> OBJECTIVE
Write out all of the data without omission, exactly as shown.

+ + + + +

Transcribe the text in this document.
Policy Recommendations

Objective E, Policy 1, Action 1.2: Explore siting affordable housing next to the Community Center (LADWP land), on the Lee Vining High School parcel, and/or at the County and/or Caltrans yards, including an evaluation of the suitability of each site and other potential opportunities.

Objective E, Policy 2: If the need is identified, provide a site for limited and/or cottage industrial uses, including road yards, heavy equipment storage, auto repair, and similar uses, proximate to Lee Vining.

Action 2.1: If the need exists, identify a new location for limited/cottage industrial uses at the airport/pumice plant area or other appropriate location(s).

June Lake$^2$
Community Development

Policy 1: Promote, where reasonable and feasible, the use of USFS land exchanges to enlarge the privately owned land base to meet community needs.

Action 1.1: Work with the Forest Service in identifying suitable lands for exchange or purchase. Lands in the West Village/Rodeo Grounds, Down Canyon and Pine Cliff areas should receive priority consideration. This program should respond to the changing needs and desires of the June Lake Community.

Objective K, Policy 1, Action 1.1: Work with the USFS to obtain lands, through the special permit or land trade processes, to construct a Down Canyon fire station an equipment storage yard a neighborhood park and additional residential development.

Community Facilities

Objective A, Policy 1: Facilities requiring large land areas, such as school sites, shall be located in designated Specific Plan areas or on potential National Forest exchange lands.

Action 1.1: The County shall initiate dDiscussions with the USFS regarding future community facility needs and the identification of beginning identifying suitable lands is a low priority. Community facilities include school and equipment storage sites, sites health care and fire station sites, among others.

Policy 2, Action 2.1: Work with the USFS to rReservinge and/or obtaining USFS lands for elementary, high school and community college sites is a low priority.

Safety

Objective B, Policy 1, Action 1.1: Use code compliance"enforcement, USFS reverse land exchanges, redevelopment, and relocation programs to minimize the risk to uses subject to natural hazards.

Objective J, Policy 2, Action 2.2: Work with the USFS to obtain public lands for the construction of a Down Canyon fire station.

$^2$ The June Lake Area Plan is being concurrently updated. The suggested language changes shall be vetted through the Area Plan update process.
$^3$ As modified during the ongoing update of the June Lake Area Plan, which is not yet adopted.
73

+ + + + +

> ANSWER BELOW
Transcribe the text in this document.
Policy Recommendations

Objective E, Policy 1, Action 1.2: Explore siting affordable housing next to the Community Center (LADWP land), on the Lee Vining High School parcel, and/or at the County and/or Caltrans yards, including an evaluation of the suitability of each site and other potential opportunities.

Objective E, Policy 2: If the need is identified, provide a site for limited and/or cottage industrial uses, including road yards, heavy equipment storage, auto repair, and similar uses, proximate to Lee Vining.

Action 2.1: If the need exists, identify a new location for limited/cottage industrial uses at the airport/pumice plant area or other appropriate location(s).

June Lake$^2$
Community Development

Policy 1: Promote, where reasonable and feasible, the use of USFS land exchanges to enlarge the privately owned land base to meet community needs.

Action 1.1: Work with the Forest Service in identifying suitable lands for exchange or purchase. Lands in the West Village/Rodeo Grounds, Down Canyon and Pine Cliff areas should receive priority consideration. This program should respond to the changing needs and desires of the June Lake Community.

Objective K, Policy 1, Action 1.1: Work with the USFS to obtain lands, through the special permit or land trade processes, to construct a Down Canyon fire station an equipment storage yard a neighborhood park and additional residential development.

Community Facilities

Objective A, Policy 1: Facilities requiring large land areas, such as school sites, shall be located in designated Specific Plan areas or on potential National Forest exchange lands.

Action 1.1: The County shall initiate dDiscussions with the USFS regarding future community facility needs and the identification of beginning identifying suitable lands is a low priority. Community facilities include school and equipment storage sites, sites health care and fire station sites, among others.

Policy 2, Action 2.1: Work with the USFS to rReservinge and/or obtaining USFS lands for elementary, high school and community college sites is a low priority.

Safety

Objective B, Policy 1, Action 1.1: Use code compliance"enforcement, USFS reverse land exchanges, redevelopment, and relocation programs to minimize the risk to uses subject to natural hazards.

Objective J, Policy 2, Action 2.2: Work with the USFS to obtain public lands for the construction of a Down Canyon fire station.

$^2$ The June Lake Area Plan is being concurrently updated. The suggested language changes shall be vetted through the Area Plan update process.
$^3$ As modified during the ongoing update of the June Lake Area Plan, which is not yet adopted.
73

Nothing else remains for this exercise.